===== Supplied data =====

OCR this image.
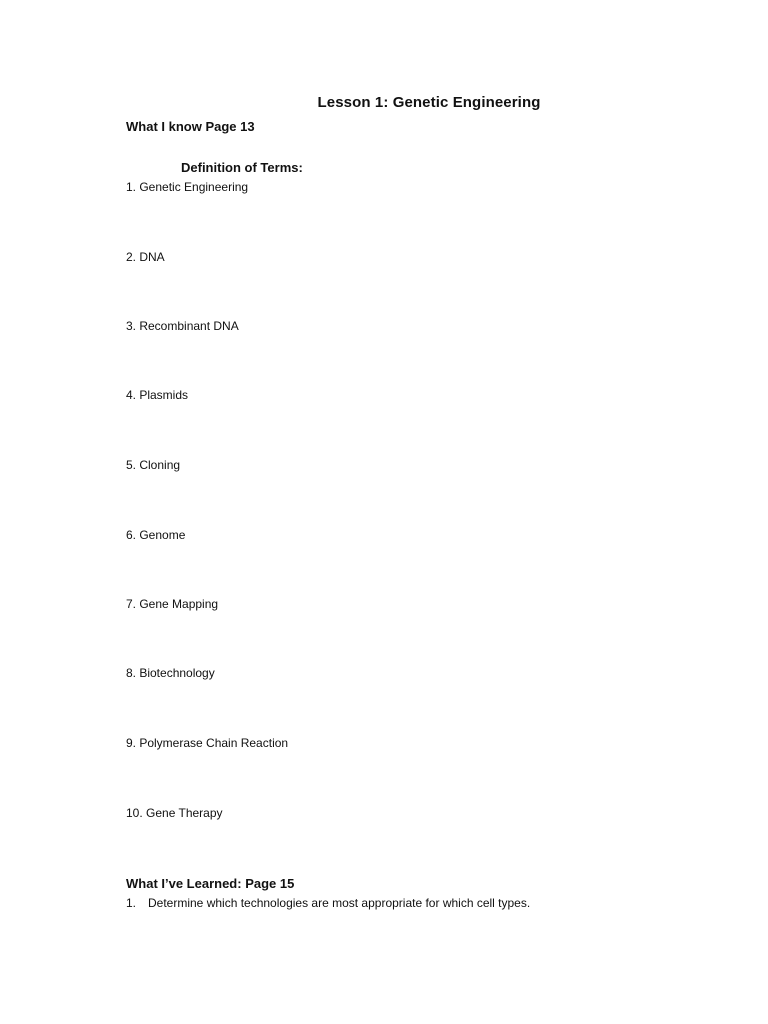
Lesson 1: Genetic Engineering
What I know Page 13
Definition of Terms:
1. Genetic Engineering
2. DNA
3. Recombinant DNA
4. Plasmids
5. Cloning
6. Genome
7. Gene Mapping
8. Biotechnology
9. Polymerase Chain Reaction
10. Gene Therapy
What I’ve Learned: Page 15
1. Determine which technologies are most appropriate for which cell types.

=====

[Required work] Your answer should consist of the lines of the listing that contain "What", copied as they stand.

[Problem solution]
What I know Page 13
What I’ve Learned: Page 15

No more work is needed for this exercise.